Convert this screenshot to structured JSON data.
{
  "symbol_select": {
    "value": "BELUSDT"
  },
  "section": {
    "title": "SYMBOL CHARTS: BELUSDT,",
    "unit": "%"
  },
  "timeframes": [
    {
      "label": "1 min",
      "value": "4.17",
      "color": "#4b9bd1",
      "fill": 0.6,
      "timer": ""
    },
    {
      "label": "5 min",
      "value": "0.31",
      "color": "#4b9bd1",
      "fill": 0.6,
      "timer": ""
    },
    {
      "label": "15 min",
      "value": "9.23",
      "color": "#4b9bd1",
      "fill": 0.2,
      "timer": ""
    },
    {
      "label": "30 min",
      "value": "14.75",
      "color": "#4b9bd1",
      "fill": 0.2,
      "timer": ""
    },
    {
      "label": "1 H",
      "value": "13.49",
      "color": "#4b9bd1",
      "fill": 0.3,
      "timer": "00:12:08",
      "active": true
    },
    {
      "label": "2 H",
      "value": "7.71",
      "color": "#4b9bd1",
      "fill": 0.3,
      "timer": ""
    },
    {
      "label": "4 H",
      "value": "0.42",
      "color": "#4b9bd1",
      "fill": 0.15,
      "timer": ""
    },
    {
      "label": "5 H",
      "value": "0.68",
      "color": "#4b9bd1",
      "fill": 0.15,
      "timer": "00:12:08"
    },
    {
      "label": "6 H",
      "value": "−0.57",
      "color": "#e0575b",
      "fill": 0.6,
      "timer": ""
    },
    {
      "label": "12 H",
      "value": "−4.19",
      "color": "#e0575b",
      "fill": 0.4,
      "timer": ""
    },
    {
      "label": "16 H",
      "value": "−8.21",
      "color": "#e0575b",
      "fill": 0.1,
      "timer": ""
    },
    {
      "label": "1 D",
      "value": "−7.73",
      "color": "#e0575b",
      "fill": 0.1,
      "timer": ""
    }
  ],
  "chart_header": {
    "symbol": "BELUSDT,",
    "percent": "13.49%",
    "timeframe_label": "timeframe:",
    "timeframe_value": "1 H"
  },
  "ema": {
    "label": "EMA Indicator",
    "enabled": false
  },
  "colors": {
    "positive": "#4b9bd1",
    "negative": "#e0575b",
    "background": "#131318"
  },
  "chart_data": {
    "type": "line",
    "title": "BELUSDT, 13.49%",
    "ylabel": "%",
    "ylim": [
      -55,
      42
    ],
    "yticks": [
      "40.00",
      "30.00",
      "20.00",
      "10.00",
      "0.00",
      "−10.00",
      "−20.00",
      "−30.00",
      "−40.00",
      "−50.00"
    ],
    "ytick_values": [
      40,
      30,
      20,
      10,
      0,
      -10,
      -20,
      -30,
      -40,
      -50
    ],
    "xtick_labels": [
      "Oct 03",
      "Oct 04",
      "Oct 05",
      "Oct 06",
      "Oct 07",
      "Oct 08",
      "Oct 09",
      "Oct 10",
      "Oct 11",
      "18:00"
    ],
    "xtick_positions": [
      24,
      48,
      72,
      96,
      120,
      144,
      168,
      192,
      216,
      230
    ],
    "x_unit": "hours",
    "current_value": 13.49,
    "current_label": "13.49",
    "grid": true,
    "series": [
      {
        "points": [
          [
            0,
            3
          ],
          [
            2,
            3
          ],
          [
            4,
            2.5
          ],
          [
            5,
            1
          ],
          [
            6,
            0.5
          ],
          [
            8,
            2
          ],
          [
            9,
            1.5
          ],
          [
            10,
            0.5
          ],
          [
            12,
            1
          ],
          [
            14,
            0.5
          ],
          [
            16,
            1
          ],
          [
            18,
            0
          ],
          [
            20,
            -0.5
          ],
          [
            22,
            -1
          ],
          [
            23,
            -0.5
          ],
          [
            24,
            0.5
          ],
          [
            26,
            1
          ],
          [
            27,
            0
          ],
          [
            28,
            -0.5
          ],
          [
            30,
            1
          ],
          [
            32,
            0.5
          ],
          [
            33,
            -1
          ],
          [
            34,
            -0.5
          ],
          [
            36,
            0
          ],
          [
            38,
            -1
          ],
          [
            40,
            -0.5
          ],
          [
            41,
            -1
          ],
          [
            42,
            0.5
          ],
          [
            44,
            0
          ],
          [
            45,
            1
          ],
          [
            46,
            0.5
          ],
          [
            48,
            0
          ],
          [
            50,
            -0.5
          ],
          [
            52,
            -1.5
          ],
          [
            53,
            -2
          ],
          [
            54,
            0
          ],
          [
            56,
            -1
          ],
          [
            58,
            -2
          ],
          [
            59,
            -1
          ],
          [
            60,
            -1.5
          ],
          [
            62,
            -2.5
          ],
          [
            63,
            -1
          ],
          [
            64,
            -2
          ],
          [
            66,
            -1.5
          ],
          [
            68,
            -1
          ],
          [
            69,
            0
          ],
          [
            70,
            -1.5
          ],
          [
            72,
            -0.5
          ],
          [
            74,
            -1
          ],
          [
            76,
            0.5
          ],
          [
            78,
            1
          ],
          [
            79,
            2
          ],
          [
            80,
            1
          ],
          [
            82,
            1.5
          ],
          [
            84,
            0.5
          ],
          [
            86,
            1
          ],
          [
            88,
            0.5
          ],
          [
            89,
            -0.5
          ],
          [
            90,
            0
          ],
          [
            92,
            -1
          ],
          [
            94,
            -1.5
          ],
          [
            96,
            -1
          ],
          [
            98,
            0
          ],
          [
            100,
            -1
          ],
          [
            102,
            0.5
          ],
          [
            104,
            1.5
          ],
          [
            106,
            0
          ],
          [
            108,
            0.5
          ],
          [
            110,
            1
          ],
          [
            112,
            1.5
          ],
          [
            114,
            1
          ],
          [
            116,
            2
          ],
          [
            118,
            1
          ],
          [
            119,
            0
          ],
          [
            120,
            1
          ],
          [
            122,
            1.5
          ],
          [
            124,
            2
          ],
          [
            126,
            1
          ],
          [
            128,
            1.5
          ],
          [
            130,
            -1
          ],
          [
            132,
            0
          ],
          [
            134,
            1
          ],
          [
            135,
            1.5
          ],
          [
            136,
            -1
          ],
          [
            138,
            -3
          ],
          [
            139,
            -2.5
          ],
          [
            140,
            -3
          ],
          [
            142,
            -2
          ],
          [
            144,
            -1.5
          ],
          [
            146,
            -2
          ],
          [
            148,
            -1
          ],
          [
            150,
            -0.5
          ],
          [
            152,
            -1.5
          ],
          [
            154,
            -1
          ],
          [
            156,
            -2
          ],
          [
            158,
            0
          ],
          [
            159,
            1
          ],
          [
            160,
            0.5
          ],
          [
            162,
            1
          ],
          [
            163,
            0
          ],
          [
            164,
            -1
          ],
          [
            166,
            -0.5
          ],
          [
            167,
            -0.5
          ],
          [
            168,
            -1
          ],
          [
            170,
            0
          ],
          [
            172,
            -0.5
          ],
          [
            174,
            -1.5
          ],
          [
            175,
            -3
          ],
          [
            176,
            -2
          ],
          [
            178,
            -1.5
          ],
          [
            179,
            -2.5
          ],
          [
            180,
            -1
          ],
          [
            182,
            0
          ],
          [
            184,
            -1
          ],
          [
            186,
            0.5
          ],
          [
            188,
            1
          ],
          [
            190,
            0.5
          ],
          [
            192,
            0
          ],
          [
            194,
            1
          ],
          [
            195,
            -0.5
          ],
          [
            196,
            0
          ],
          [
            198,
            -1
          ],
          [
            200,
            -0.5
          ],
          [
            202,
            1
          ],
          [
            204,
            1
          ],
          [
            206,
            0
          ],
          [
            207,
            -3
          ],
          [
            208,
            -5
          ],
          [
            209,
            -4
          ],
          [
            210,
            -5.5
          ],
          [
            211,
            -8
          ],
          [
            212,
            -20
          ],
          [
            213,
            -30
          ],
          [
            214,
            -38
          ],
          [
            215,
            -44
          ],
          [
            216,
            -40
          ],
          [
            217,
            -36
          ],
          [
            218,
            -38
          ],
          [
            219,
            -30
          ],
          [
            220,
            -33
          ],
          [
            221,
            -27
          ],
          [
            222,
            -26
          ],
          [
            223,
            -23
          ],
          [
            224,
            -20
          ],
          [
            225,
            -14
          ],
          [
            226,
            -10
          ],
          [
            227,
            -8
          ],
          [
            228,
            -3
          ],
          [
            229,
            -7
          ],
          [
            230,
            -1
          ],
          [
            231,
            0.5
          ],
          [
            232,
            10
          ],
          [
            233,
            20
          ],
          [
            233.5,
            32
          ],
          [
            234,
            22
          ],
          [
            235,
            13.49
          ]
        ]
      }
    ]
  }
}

━━━━━━━━━━━━━━━━━━━━

Your goal: Search the data above for lines holding "BELUSDT" and copy each of them.

Answer for the task:
    "value": "BELUSDT"
    "title": "SYMBOL CHARTS: BELUSDT,",
    "symbol": "BELUSDT,",
    "title": "BELUSDT, 13.49%",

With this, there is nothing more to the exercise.